[Start of Attachment]

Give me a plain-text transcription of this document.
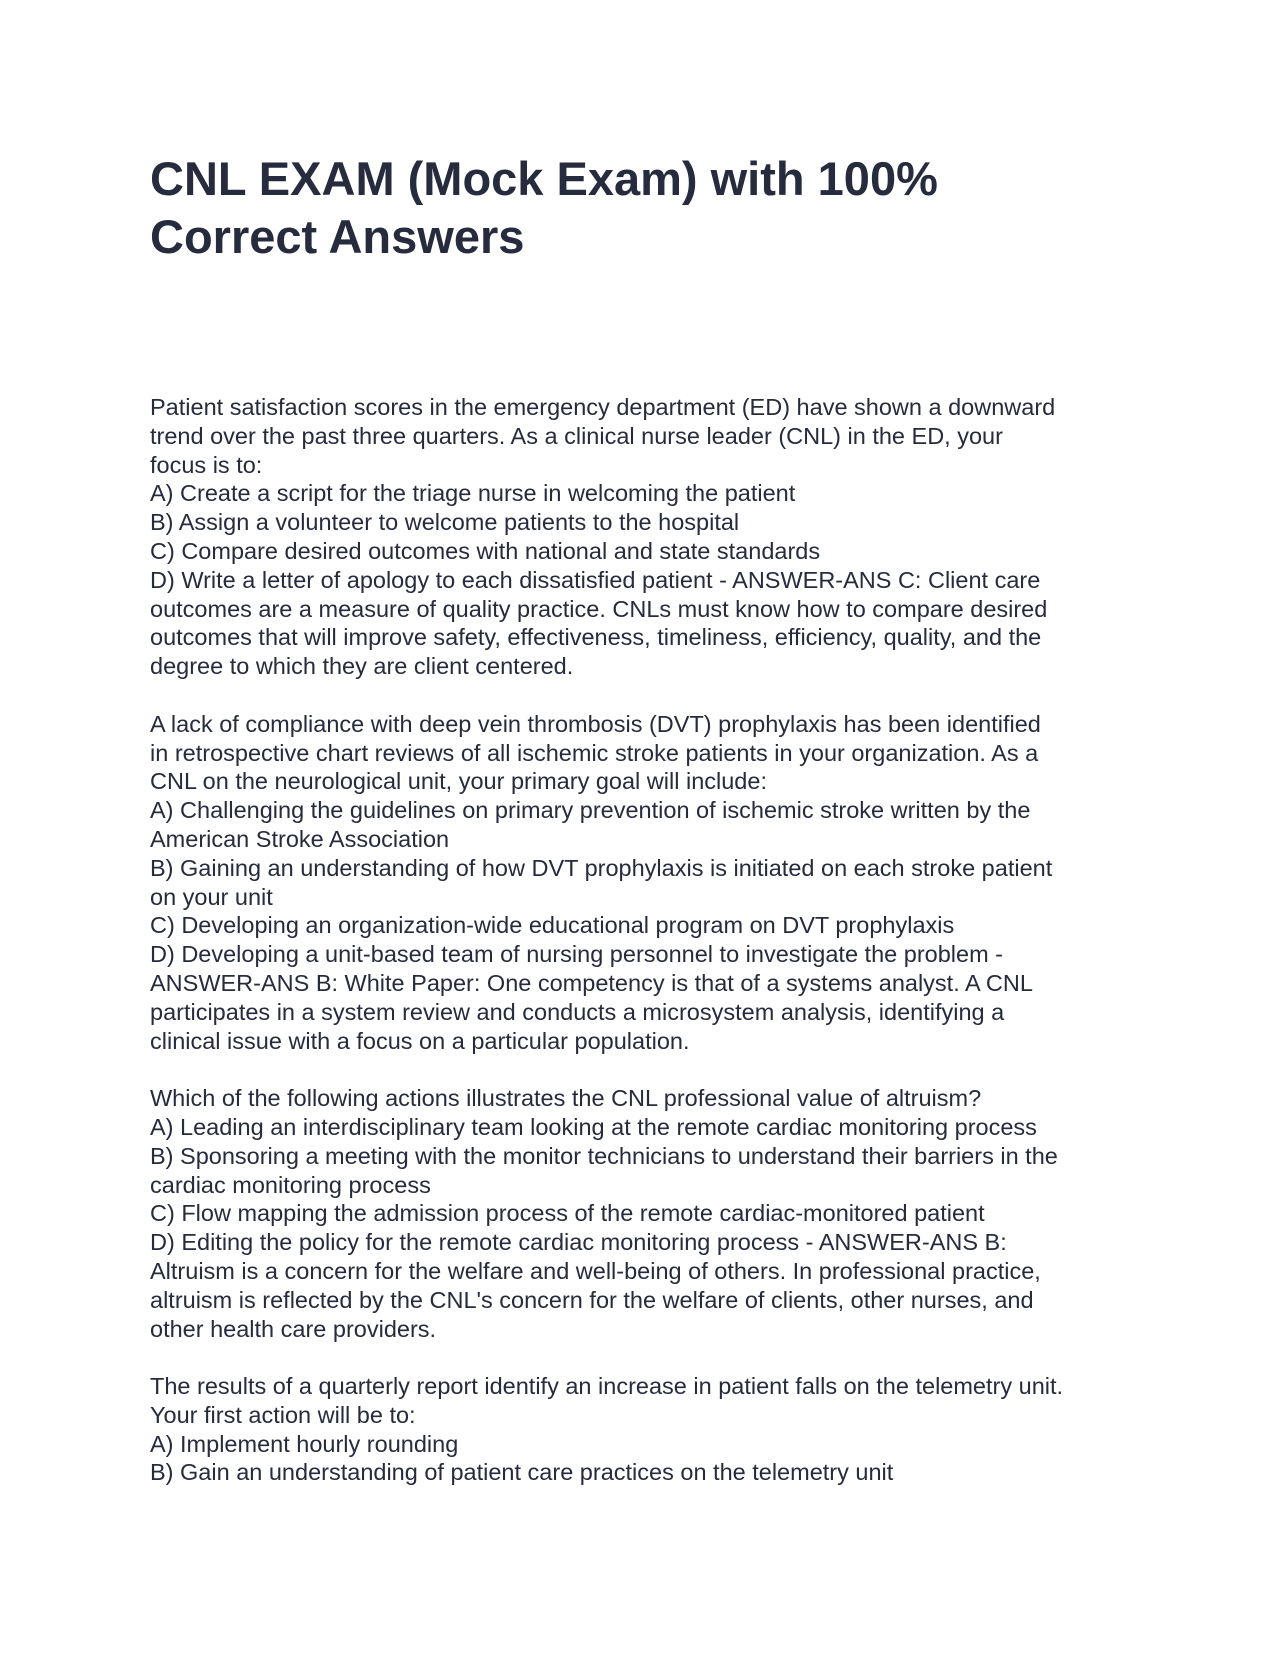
CNL EXAM (Mock Exam) with 100%
Correct Answers
Patient satisfaction scores in the emergency department (ED) have shown a downward
trend over the past three quarters. As a clinical nurse leader (CNL) in the ED, your
focus is to:
A) Create a script for the triage nurse in welcoming the patient
B) Assign a volunteer to welcome patients to the hospital
C) Compare desired outcomes with national and state standards
D) Write a letter of apology to each dissatisfied patient - ANSWER-ANS C: Client care
outcomes are a measure of quality practice. CNLs must know how to compare desired
outcomes that will improve safety, effectiveness, timeliness, efficiency, quality, and the
degree to which they are client centered.
A lack of compliance with deep vein thrombosis (DVT) prophylaxis has been identified
in retrospective chart reviews of all ischemic stroke patients in your organization. As a
CNL on the neurological unit, your primary goal will include:
A) Challenging the guidelines on primary prevention of ischemic stroke written by the
American Stroke Association
B) Gaining an understanding of how DVT prophylaxis is initiated on each stroke patient
on your unit
C) Developing an organization-wide educational program on DVT prophylaxis
D) Developing a unit-based team of nursing personnel to investigate the problem -
ANSWER-ANS B: White Paper: One competency is that of a systems analyst. A CNL
participates in a system review and conducts a microsystem analysis, identifying a
clinical issue with a focus on a particular population.
Which of the following actions illustrates the CNL professional value of altruism?
A) Leading an interdisciplinary team looking at the remote cardiac monitoring process
B) Sponsoring a meeting with the monitor technicians to understand their barriers in the
cardiac monitoring process
C) Flow mapping the admission process of the remote cardiac-monitored patient
D) Editing the policy for the remote cardiac monitoring process - ANSWER-ANS B:
Altruism is a concern for the welfare and well-being of others. In professional practice,
altruism is reflected by the CNL's concern for the welfare of clients, other nurses, and
other health care providers.
The results of a quarterly report identify an increase in patient falls on the telemetry unit.
Your first action will be to:
A) Implement hourly rounding
B) Gain an understanding of patient care practices on the telemetry unit
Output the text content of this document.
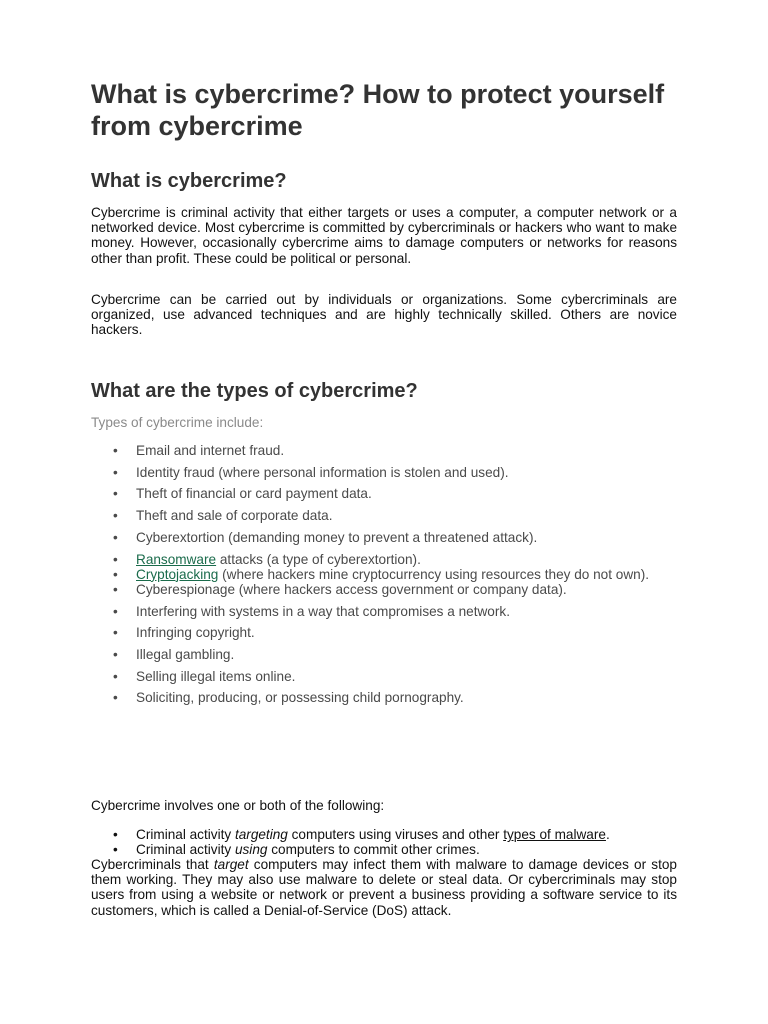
What is cybercrime? How to protect yourself from cybercrime
What is cybercrime?

Cybercrime is criminal activity that either targets or uses a computer, a computer network or a networked device. Most cybercrime is committed by cybercriminals or hackers who want to make money. However, occasionally cybercrime aims to damage computers or networks for reasons other than profit. These could be political or personal.

Cybercrime can be carried out by individuals or organizations. Some cybercriminals are organized, use advanced techniques and are highly technically skilled. Others are novice hackers.

What are the types of cybercrime?

Types of cybercrime include:

• Email and internet fraud.
• Identity fraud (where personal information is stolen and used).
• Theft of financial or card payment data.
• Theft and sale of corporate data.
• Cyberextortion (demanding money to prevent a threatened attack).
• Ransomware attacks (a type of cyberextortion).
• Cryptojacking (where hackers mine cryptocurrency using resources they do not own).
• Cyberespionage (where hackers access government or company data).
• Interfering with systems in a way that compromises a network.
• Infringing copyright.
• Illegal gambling.
• Selling illegal items online.
• Soliciting, producing, or possessing child pornography.

Cybercrime involves one or both of the following:

• Criminal activity targeting computers using viruses and other types of malware.
• Criminal activity using computers to commit other crimes.

Cybercriminals that target computers may infect them with malware to damage devices or stop them working. They may also use malware to delete or steal data. Or cybercriminals may stop users from using a website or network or prevent a business providing a software service to its customers, which is called a Denial-of-Service (DoS) attack.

[End of Attachment]

## Exercise brief
Pull out all lines from the listing that contain the string "process".

## Answer box
A) Leading an interdisciplinary team looking at the remote cardiac monitoring process
cardiac monitoring process
C) Flow mapping the admission process of the remote cardiac-monitored patient
D) Editing the policy for the remote cardiac monitoring process - ANSWER-ANS B:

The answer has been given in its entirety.